# [Goal]
Go through the entries below and copy each line containing the word "phone".
[start of Supplied material]
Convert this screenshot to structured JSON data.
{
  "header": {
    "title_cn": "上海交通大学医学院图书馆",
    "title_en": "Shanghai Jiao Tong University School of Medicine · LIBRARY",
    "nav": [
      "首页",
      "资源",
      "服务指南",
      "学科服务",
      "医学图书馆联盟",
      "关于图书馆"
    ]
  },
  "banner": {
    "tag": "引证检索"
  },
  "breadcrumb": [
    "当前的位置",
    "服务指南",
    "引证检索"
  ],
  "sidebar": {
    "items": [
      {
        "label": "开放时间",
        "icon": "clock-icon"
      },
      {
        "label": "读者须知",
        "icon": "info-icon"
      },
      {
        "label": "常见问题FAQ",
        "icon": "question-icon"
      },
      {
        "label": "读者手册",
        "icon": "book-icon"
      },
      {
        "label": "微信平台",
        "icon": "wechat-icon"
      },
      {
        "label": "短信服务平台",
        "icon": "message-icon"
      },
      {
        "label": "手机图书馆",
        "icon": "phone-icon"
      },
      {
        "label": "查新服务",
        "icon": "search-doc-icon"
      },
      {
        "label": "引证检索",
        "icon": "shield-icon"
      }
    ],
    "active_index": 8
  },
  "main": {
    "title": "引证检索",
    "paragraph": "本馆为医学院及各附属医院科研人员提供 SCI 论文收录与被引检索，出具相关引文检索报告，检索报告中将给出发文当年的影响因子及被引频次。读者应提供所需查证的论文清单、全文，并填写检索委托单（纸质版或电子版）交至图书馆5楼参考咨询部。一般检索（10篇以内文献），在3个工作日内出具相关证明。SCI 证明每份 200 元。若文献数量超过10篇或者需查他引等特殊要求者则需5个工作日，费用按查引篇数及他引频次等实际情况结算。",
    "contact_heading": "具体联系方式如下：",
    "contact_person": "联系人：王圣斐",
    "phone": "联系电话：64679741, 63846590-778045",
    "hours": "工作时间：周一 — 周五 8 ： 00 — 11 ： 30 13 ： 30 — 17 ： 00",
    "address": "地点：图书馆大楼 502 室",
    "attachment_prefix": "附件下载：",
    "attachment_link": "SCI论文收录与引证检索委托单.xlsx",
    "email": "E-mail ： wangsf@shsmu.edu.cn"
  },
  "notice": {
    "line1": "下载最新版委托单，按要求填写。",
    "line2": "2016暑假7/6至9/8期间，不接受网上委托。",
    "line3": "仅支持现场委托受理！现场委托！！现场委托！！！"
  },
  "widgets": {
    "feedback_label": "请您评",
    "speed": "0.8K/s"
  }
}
[end of Supplied material]
# [Exercise solution]
        "icon": "phone-icon"
    "phone": "联系电话：64679741, 63846590-778045",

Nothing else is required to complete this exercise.